» **GIVEN PROBLEM**
Every entry that follows should be repeated exactly; drop the images.

[Figure data in JSON]
+ + + + + + +

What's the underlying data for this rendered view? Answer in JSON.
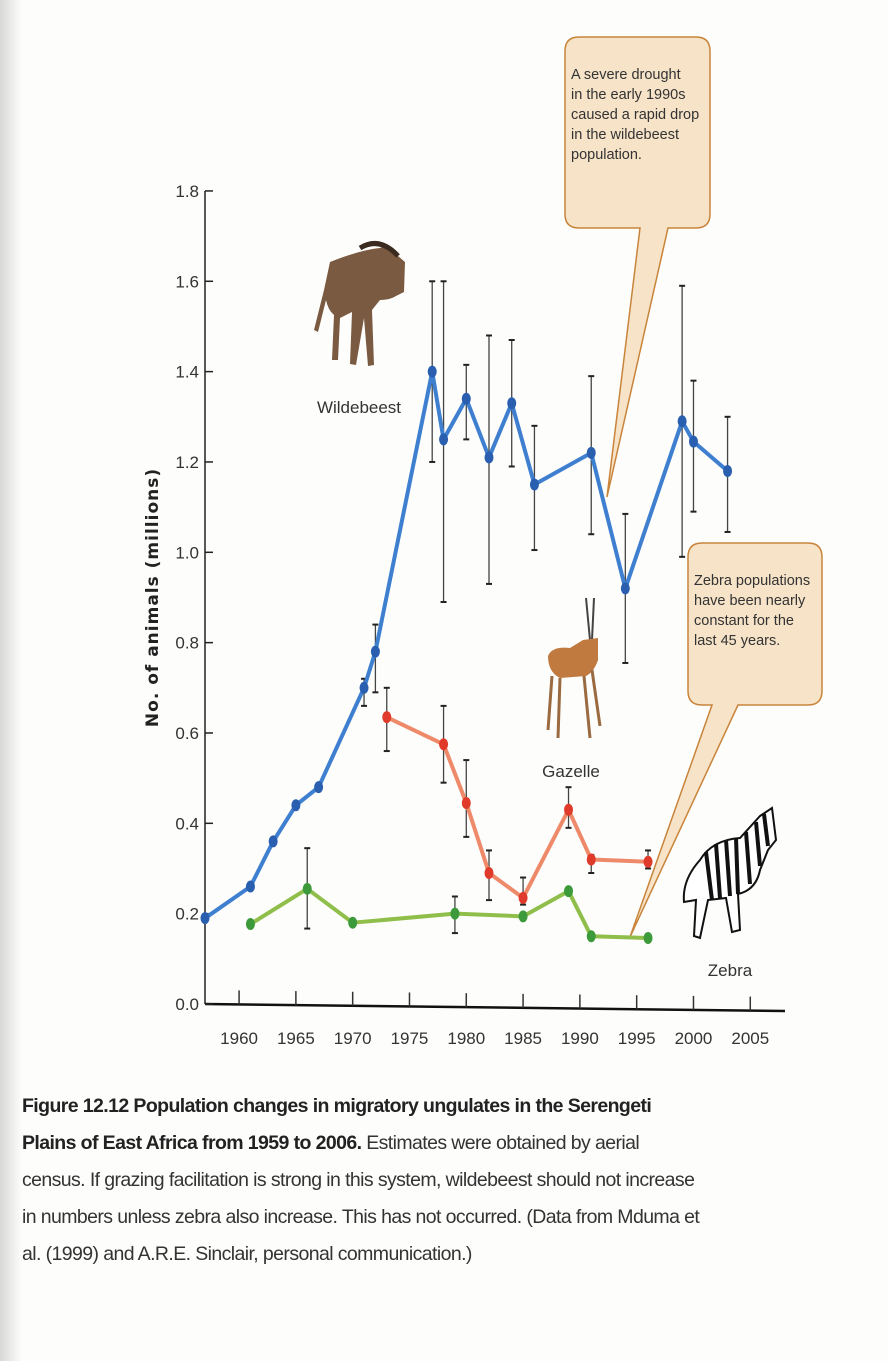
{
  "chart_data": {
    "type": "line",
    "ylabel": "No. of animals (millions)",
    "xlabel": "",
    "xlim": [
      1957,
      2008
    ],
    "ylim": [
      0,
      1.8
    ],
    "xticks": [
      "1960",
      "1965",
      "1970",
      "1975",
      "1980",
      "1985",
      "1990",
      "1995",
      "2000",
      "2005"
    ],
    "yticks": [
      "0.0",
      "0.2",
      "0.4",
      "0.6",
      "0.8",
      "1.0",
      "1.2",
      "1.4",
      "1.6",
      "1.8"
    ],
    "grid": false,
    "series": [
      {
        "name": "Wildebeest",
        "color": "#3f7fd0",
        "marker_color": "#2a5fb0",
        "points": [
          {
            "x": 1957,
            "y": 0.19
          },
          {
            "x": 1961,
            "y": 0.26
          },
          {
            "x": 1963,
            "y": 0.36
          },
          {
            "x": 1965,
            "y": 0.44
          },
          {
            "x": 1967,
            "y": 0.48
          },
          {
            "x": 1971,
            "y": 0.7,
            "lo": 0.66,
            "hi": 0.72
          },
          {
            "x": 1972,
            "y": 0.78,
            "lo": 0.69,
            "hi": 0.84
          },
          {
            "x": 1977,
            "y": 1.4,
            "lo": 1.2,
            "hi": 1.6
          },
          {
            "x": 1978,
            "y": 1.25,
            "lo": 0.89,
            "hi": 1.6
          },
          {
            "x": 1980,
            "y": 1.34,
            "lo": 1.25,
            "hi": 1.415
          },
          {
            "x": 1982,
            "y": 1.21,
            "lo": 0.93,
            "hi": 1.48
          },
          {
            "x": 1984,
            "y": 1.33,
            "lo": 1.19,
            "hi": 1.47
          },
          {
            "x": 1986,
            "y": 1.15,
            "lo": 1.005,
            "hi": 1.28
          },
          {
            "x": 1991,
            "y": 1.22,
            "lo": 1.04,
            "hi": 1.39
          },
          {
            "x": 1994,
            "y": 0.92,
            "lo": 0.755,
            "hi": 1.085
          },
          {
            "x": 1999,
            "y": 1.29,
            "lo": 0.99,
            "hi": 1.59
          },
          {
            "x": 2000,
            "y": 1.245,
            "lo": 1.09,
            "hi": 1.38
          },
          {
            "x": 2003,
            "y": 1.18,
            "lo": 1.045,
            "hi": 1.3
          }
        ]
      },
      {
        "name": "Gazelle",
        "color": "#ee8a6a",
        "marker_color": "#e03a2a",
        "points": [
          {
            "x": 1973,
            "y": 0.635,
            "lo": 0.56,
            "hi": 0.7
          },
          {
            "x": 1978,
            "y": 0.575,
            "lo": 0.49,
            "hi": 0.66
          },
          {
            "x": 1980,
            "y": 0.445,
            "lo": 0.37,
            "hi": 0.54
          },
          {
            "x": 1982,
            "y": 0.29,
            "lo": 0.23,
            "hi": 0.34
          },
          {
            "x": 1985,
            "y": 0.235,
            "lo": 0.22,
            "hi": 0.28
          },
          {
            "x": 1989,
            "y": 0.43,
            "lo": 0.39,
            "hi": 0.48
          },
          {
            "x": 1991,
            "y": 0.32,
            "lo": 0.29,
            "hi": 0.33
          },
          {
            "x": 1996,
            "y": 0.315,
            "lo": 0.3,
            "hi": 0.34
          }
        ]
      },
      {
        "name": "Zebra",
        "color": "#8fbf4a",
        "marker_color": "#3d9a3a",
        "points": [
          {
            "x": 1961,
            "y": 0.177
          },
          {
            "x": 1966,
            "y": 0.255,
            "lo": 0.167,
            "hi": 0.345
          },
          {
            "x": 1970,
            "y": 0.18
          },
          {
            "x": 1979,
            "y": 0.2,
            "lo": 0.157,
            "hi": 0.238
          },
          {
            "x": 1985,
            "y": 0.194
          },
          {
            "x": 1989,
            "y": 0.25
          },
          {
            "x": 1991,
            "y": 0.15
          },
          {
            "x": 1996,
            "y": 0.146
          }
        ]
      }
    ],
    "annotations": [
      {
        "id": "drought",
        "lines": [
          "A severe drought",
          "in the early 1990s",
          "caused a rapid drop",
          "in the wildebeest",
          "population."
        ],
        "target": {
          "x": 1992.5,
          "y": 1.1
        }
      },
      {
        "id": "zebra",
        "lines": [
          "Zebra populations",
          "have been nearly",
          "constant for the",
          "last 45 years."
        ],
        "target": {
          "x": 1995,
          "y": 0.15
        }
      }
    ],
    "colors": {
      "callout_fill": "#f6e3c8",
      "callout_border": "#c8843a"
    }
  },
  "caption": {
    "bold": "Figure 12.12 Population changes in migratory ungulates in the Serengeti Plains of East Africa from 1959 to 2006.",
    "text": " Estimates were obtained by aerial census. If grazing facilitation is strong in this system, wildebeest should not increase in numbers unless zebra also increase. This has not occurred. (Data from Mduma et al. (1999) and A.R.E. Sinclair, personal communication.)"
  }
}
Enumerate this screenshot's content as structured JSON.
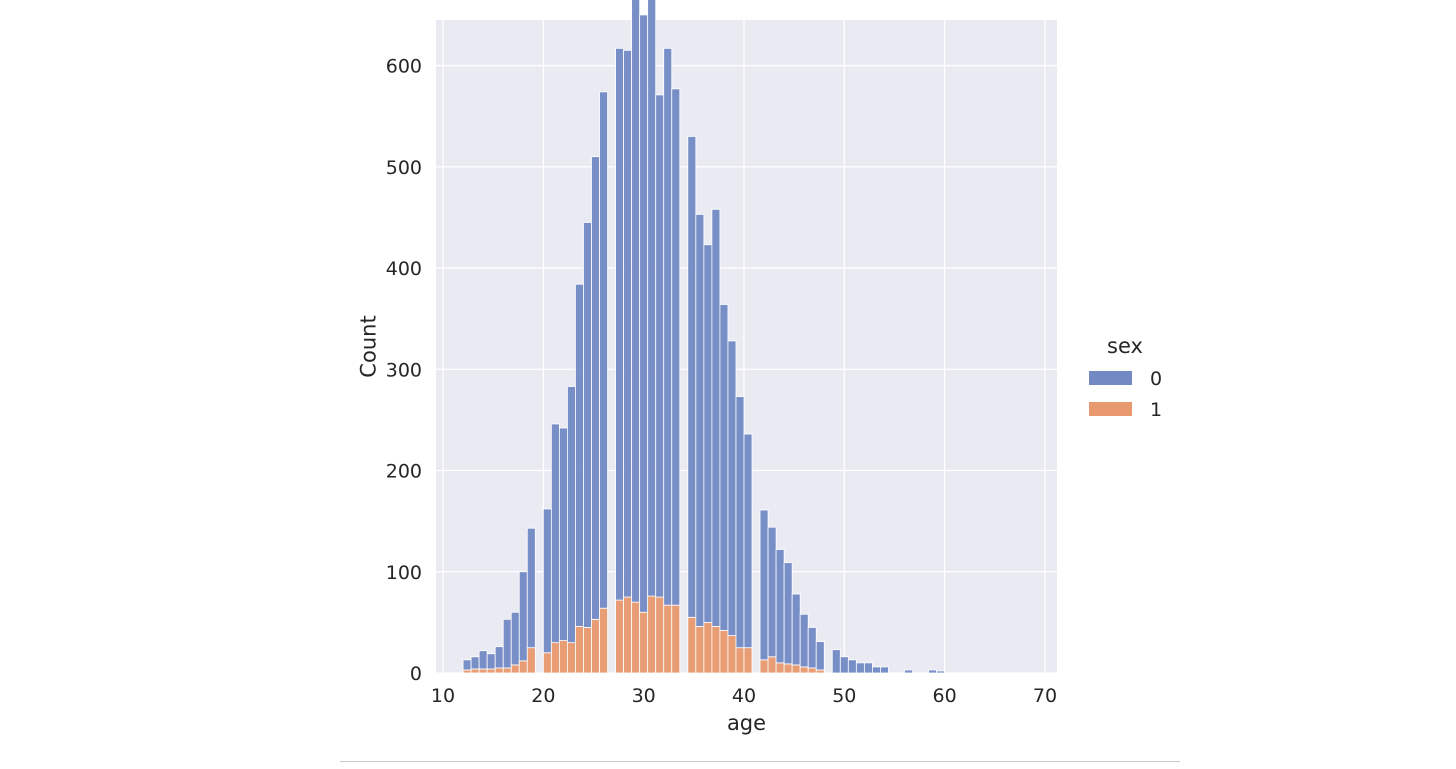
{
  "chart_data": {
    "type": "bar",
    "stacked": true,
    "xlabel": "age",
    "ylabel": "Count",
    "xlim": [
      9.3,
      71.2
    ],
    "ylim": [
      0,
      645
    ],
    "xticks": [
      10,
      20,
      30,
      40,
      50,
      60,
      70
    ],
    "yticks": [
      0,
      100,
      200,
      300,
      400,
      500,
      600
    ],
    "grid": true,
    "bin_start": 12,
    "bin_width": 0.8,
    "legend": {
      "title": "sex",
      "placement": "right",
      "entries": [
        {
          "label": "0",
          "color": "#7289c4"
        },
        {
          "label": "1",
          "color": "#e9996e"
        }
      ]
    },
    "series": [
      {
        "name": "1",
        "color": "#e9996e",
        "values": [
          3,
          4,
          4,
          4,
          5,
          5,
          8,
          12,
          25,
          0,
          20,
          30,
          32,
          30,
          46,
          45,
          53,
          64,
          0,
          72,
          75,
          70,
          60,
          76,
          75,
          67,
          67,
          0,
          55,
          46,
          50,
          46,
          42,
          37,
          25,
          25,
          0,
          13,
          16,
          10,
          9,
          8,
          6,
          5,
          3,
          0,
          0,
          0,
          0,
          0,
          0,
          0,
          0,
          0,
          0,
          0,
          0,
          0,
          0,
          0,
          0,
          0,
          0,
          0,
          0,
          0,
          0,
          0,
          0,
          0,
          0,
          0,
          0,
          0
        ]
      },
      {
        "name": "0",
        "color": "#7289c4",
        "values": [
          10,
          12,
          18,
          15,
          21,
          48,
          52,
          88,
          118,
          0,
          142,
          216,
          210,
          253,
          338,
          400,
          457,
          510,
          0,
          545,
          540,
          596,
          590,
          614,
          496,
          550,
          510,
          0,
          475,
          407,
          373,
          412,
          322,
          291,
          248,
          211,
          0,
          148,
          128,
          112,
          100,
          70,
          52,
          40,
          28,
          0,
          23,
          16,
          13,
          10,
          10,
          6,
          6,
          0,
          0,
          3,
          0,
          0,
          3,
          2,
          0,
          0,
          0,
          0,
          0,
          0,
          0,
          0,
          0,
          0,
          0,
          0,
          0,
          0
        ]
      }
    ]
  }
}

+ + + + + + +

» **FINISHED EXERCISE**
What's the underlying data for this rendered view? Answer in JSON.
{
  "chart_data": {
    "type": "line",
    "ylabel": "No. of animals (millions)",
    "xlabel": "",
    "xlim": [
      1957,
      2008
    ],
    "ylim": [
      0,
      1.8
    ],
    "xticks": [
      "1960",
      "1965",
      "1970",
      "1975",
      "1980",
      "1985",
      "1990",
      "1995",
      "2000",
      "2005"
    ],
    "yticks": [
      "0.0",
      "0.2",
      "0.4",
      "0.6",
      "0.8",
      "1.0",
      "1.2",
      "1.4",
      "1.6",
      "1.8"
    ],
    "grid": false,
    "series": [
      {
        "name": "Wildebeest",
        "color": "#3f7fd0",
        "marker_color": "#2a5fb0",
        "points": [
          {
            "x": 1957,
            "y": 0.19
          },
          {
            "x": 1961,
            "y": 0.26
          },
          {
            "x": 1963,
            "y": 0.36
          },
          {
            "x": 1965,
            "y": 0.44
          },
          {
            "x": 1967,
            "y": 0.48
          },
          {
            "x": 1971,
            "y": 0.7,
            "lo": 0.66,
            "hi": 0.72
          },
          {
            "x": 1972,
            "y": 0.78,
            "lo": 0.69,
            "hi": 0.84
          },
          {
            "x": 1977,
            "y": 1.4,
            "lo": 1.2,
            "hi": 1.6
          },
          {
            "x": 1978,
            "y": 1.25,
            "lo": 0.89,
            "hi": 1.6
          },
          {
            "x": 1980,
            "y": 1.34,
            "lo": 1.25,
            "hi": 1.415
          },
          {
            "x": 1982,
            "y": 1.21,
            "lo": 0.93,
            "hi": 1.48
          },
          {
            "x": 1984,
            "y": 1.33,
            "lo": 1.19,
            "hi": 1.47
          },
          {
            "x": 1986,
            "y": 1.15,
            "lo": 1.005,
            "hi": 1.28
          },
          {
            "x": 1991,
            "y": 1.22,
            "lo": 1.04,
            "hi": 1.39
          },
          {
            "x": 1994,
            "y": 0.92,
            "lo": 0.755,
            "hi": 1.085
          },
          {
            "x": 1999,
            "y": 1.29,
            "lo": 0.99,
            "hi": 1.59
          },
          {
            "x": 2000,
            "y": 1.245,
            "lo": 1.09,
            "hi": 1.38
          },
          {
            "x": 2003,
            "y": 1.18,
            "lo": 1.045,
            "hi": 1.3
          }
        ]
      },
      {
        "name": "Gazelle",
        "color": "#ee8a6a",
        "marker_color": "#e03a2a",
        "points": [
          {
            "x": 1973,
            "y": 0.635,
            "lo": 0.56,
            "hi": 0.7
          },
          {
            "x": 1978,
            "y": 0.575,
            "lo": 0.49,
            "hi": 0.66
          },
          {
            "x": 1980,
            "y": 0.445,
            "lo": 0.37,
            "hi": 0.54
          },
          {
            "x": 1982,
            "y": 0.29,
            "lo": 0.23,
            "hi": 0.34
          },
          {
            "x": 1985,
            "y": 0.235,
            "lo": 0.22,
            "hi": 0.28
          },
          {
            "x": 1989,
            "y": 0.43,
            "lo": 0.39,
            "hi": 0.48
          },
          {
            "x": 1991,
            "y": 0.32,
            "lo": 0.29,
            "hi": 0.33
          },
          {
            "x": 1996,
            "y": 0.315,
            "lo": 0.3,
            "hi": 0.34
          }
        ]
      },
      {
        "name": "Zebra",
        "color": "#8fbf4a",
        "marker_color": "#3d9a3a",
        "points": [
          {
            "x": 1961,
            "y": 0.177
          },
          {
            "x": 1966,
            "y": 0.255,
            "lo": 0.167,
            "hi": 0.345
          },
          {
            "x": 1970,
            "y": 0.18
          },
          {
            "x": 1979,
            "y": 0.2,
            "lo": 0.157,
            "hi": 0.238
          },
          {
            "x": 1985,
            "y": 0.194
          },
          {
            "x": 1989,
            "y": 0.25
          },
          {
            "x": 1991,
            "y": 0.15
          },
          {
            "x": 1996,
            "y": 0.146
          }
        ]
      }
    ],
    "annotations": [
      {
        "id": "drought",
        "lines": [
          "A severe drought",
          "in the early 1990s",
          "caused a rapid drop",
          "in the wildebeest",
          "population."
        ],
        "target": {
          "x": 1992.5,
          "y": 1.1
        }
      },
      {
        "id": "zebra",
        "lines": [
          "Zebra populations",
          "have been nearly",
          "constant for the",
          "last 45 years."
        ],
        "target": {
          "x": 1995,
          "y": 0.15
        }
      }
    ],
    "colors": {
      "callout_fill": "#f6e3c8",
      "callout_border": "#c8843a"
    }
  },
  "caption": {
    "bold": "Figure 12.12 Population changes in migratory ungulates in the Serengeti Plains of East Africa from 1959 to 2006.",
    "text": " Estimates were obtained by aerial census. If grazing facilitation is strong in this system, wildebeest should not increase in numbers unless zebra also increase. This has not occurred. (Data from Mduma et al. (1999) and A.R.E. Sinclair, personal communication.)"
  }
}
Enumerate this screenshot's content as structured JSON.
{
  "chart_data": {
    "type": "bar",
    "stacked": true,
    "xlabel": "age",
    "ylabel": "Count",
    "xlim": [
      9.3,
      71.2
    ],
    "ylim": [
      0,
      645
    ],
    "xticks": [
      10,
      20,
      30,
      40,
      50,
      60,
      70
    ],
    "yticks": [
      0,
      100,
      200,
      300,
      400,
      500,
      600
    ],
    "grid": true,
    "bin_start": 12,
    "bin_width": 0.8,
    "legend": {
      "title": "sex",
      "placement": "right",
      "entries": [
        {
          "label": "0",
          "color": "#7289c4"
        },
        {
          "label": "1",
          "color": "#e9996e"
        }
      ]
    },
    "series": [
      {
        "name": "1",
        "color": "#e9996e",
        "values": [
          3,
          4,
          4,
          4,
          5,
          5,
          8,
          12,
          25,
          0,
          20,
          30,
          32,
          30,
          46,
          45,
          53,
          64,
          0,
          72,
          75,
          70,
          60,
          76,
          75,
          67,
          67,
          0,
          55,
          46,
          50,
          46,
          42,
          37,
          25,
          25,
          0,
          13,
          16,
          10,
          9,
          8,
          6,
          5,
          3,
          0,
          0,
          0,
          0,
          0,
          0,
          0,
          0,
          0,
          0,
          0,
          0,
          0,
          0,
          0,
          0,
          0,
          0,
          0,
          0,
          0,
          0,
          0,
          0,
          0,
          0,
          0,
          0,
          0
        ]
      },
      {
        "name": "0",
        "color": "#7289c4",
        "values": [
          10,
          12,
          18,
          15,
          21,
          48,
          52,
          88,
          118,
          0,
          142,
          216,
          210,
          253,
          338,
          400,
          457,
          510,
          0,
          545,
          540,
          596,
          590,
          614,
          496,
          550,
          510,
          0,
          475,
          407,
          373,
          412,
          322,
          291,
          248,
          211,
          0,
          148,
          128,
          112,
          100,
          70,
          52,
          40,
          28,
          0,
          23,
          16,
          13,
          10,
          10,
          6,
          6,
          0,
          0,
          3,
          0,
          0,
          3,
          2,
          0,
          0,
          0,
          0,
          0,
          0,
          0,
          0,
          0,
          0,
          0,
          0,
          0,
          0
        ]
      }
    ]
  }
}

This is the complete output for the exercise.